Task requirements
Reproduce the CoInitializeSecurity text between "Some parameters apply" and "an IAccessControl interface.", inclusive.

CoInitializeSecurity Function Parameters

CoInitializeSecurity() is, by far, the most important COM security API function and has the following parameters:

 PSECURITY_DESCRIPTOR pVoid,   //Points to security descriptor  LONG cAuthSvc,                //Count of entries in asAuthSvc  SOLE_AUTHENTICATION_SERVICE * asAuthSvc,                        //Array of names to register  void * pReserved1,    //Reserved for future use  DWORD dwAuthnLevel,   //Default authentication level  DWORD dwImpLevel,     //Default impersonation level  SOLE_AUTHENTICATION_LIST * pAuthList,                        //Authentication information for                        // each authentication service  DWORD dwCapabilities, //Additional client and/or                        // server-side capabilities  void * pReserved3     //Reserved for future use 

Some parameters apply to both servers and clients, whereas others apply solely to clients or to servers exclusively.

The first parameter, pVoid , applies only when the process acts like a server. It's used to control access permissions, and its value can be a pointer to an AppID GUID , a SECURITY_DESCRIPTOR , or an IAccessControl interface.

If a NULL pointer value is passed on pVoid , COM will grant access to anyone . This achieves the same functionality as using DCOMCnfg to grant access permission to the built-in Everyone account. If a valid pointer is passed on pVoid , the dwAuthnLevel (fifth parameter) cannot be set to RPC_C_AUTH_LEVEL_NONE .

Layout annotation records
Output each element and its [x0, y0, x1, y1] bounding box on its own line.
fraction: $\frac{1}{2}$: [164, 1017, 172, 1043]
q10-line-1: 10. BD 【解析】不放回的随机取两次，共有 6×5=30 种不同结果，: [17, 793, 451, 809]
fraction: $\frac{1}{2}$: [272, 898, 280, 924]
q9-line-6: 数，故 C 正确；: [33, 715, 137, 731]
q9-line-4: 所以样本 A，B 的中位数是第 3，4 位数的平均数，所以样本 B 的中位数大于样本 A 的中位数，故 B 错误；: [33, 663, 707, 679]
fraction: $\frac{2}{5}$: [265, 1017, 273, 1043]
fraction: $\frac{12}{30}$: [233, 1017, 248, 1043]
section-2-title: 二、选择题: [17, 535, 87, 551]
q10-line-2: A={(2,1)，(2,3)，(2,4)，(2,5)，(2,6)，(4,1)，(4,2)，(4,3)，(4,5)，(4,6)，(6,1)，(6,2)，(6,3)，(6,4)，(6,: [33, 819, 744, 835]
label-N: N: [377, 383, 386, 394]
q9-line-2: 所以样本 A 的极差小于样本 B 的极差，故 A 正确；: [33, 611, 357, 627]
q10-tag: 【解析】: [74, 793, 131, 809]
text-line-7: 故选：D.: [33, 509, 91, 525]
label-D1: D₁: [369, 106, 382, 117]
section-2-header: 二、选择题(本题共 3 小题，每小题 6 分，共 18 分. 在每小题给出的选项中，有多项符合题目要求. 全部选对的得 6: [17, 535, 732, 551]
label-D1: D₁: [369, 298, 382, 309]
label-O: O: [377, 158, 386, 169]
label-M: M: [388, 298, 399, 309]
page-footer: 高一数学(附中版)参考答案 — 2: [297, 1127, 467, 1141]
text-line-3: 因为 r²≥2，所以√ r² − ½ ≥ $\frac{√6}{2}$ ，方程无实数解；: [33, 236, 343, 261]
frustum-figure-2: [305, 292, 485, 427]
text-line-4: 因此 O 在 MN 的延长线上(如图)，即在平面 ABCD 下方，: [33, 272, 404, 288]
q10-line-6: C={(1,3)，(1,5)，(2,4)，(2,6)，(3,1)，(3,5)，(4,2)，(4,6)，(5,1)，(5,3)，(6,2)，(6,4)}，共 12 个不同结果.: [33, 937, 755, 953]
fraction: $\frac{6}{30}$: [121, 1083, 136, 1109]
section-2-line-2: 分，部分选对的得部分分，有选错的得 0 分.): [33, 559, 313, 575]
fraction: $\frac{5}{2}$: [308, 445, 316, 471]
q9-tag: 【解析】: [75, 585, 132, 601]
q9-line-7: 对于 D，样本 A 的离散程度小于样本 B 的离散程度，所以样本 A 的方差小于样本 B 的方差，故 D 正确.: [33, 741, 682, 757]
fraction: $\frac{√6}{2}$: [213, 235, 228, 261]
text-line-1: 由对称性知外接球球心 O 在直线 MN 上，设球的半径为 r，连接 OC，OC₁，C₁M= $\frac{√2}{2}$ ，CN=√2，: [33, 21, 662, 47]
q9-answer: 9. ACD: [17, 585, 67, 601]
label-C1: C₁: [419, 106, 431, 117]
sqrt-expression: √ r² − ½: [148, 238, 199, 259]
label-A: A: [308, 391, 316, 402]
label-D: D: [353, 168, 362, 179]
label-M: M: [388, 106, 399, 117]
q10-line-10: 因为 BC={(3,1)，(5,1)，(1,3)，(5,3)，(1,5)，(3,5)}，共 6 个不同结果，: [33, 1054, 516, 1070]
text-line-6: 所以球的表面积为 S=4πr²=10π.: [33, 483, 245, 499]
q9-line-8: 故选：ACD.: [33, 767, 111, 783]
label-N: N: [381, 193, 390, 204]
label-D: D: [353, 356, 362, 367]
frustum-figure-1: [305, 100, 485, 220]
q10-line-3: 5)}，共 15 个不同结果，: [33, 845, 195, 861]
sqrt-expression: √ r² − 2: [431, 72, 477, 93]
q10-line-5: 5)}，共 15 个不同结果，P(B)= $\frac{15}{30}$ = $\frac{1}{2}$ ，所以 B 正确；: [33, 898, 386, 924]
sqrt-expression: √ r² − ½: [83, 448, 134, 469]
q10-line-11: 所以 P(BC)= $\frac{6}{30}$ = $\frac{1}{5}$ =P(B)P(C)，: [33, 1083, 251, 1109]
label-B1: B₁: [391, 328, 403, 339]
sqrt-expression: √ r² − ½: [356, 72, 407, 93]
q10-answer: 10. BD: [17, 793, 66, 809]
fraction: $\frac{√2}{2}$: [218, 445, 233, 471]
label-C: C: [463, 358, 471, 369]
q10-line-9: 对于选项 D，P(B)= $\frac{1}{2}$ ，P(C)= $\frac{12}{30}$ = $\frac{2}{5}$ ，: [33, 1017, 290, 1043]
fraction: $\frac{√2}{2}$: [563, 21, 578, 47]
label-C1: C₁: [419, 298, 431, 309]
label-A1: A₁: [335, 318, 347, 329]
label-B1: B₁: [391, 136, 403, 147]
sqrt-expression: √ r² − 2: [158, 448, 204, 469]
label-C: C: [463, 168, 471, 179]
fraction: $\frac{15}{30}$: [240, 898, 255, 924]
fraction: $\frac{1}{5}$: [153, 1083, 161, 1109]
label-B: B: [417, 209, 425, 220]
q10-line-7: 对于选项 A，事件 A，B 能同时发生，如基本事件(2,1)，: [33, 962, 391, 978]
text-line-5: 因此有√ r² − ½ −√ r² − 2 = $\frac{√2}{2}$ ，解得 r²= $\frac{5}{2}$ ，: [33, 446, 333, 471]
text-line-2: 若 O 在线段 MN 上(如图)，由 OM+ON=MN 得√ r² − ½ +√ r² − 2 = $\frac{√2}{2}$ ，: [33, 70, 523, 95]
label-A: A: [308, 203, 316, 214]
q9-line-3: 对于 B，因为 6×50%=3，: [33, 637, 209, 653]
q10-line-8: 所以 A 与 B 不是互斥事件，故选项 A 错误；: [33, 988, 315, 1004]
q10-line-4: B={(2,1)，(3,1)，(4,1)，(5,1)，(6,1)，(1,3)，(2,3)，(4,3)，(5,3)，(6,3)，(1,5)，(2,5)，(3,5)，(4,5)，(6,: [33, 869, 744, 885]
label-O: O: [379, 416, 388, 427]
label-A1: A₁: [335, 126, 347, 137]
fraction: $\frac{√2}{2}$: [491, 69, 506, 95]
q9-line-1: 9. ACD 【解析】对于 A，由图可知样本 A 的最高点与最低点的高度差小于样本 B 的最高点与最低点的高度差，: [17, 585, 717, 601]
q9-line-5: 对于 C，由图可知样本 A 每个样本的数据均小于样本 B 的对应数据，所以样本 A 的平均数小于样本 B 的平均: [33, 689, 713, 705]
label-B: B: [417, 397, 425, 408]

Correct response
Some parameters apply to both servers and clients, whereas others apply solely to clients or to servers exclusively.

The first parameter, pVoid , applies only when the process acts like a server. It's used to control access permissions, and its value can be a pointer to an AppID GUID , a SECURITY_DESCRIPTOR , or an IAccessControl interface.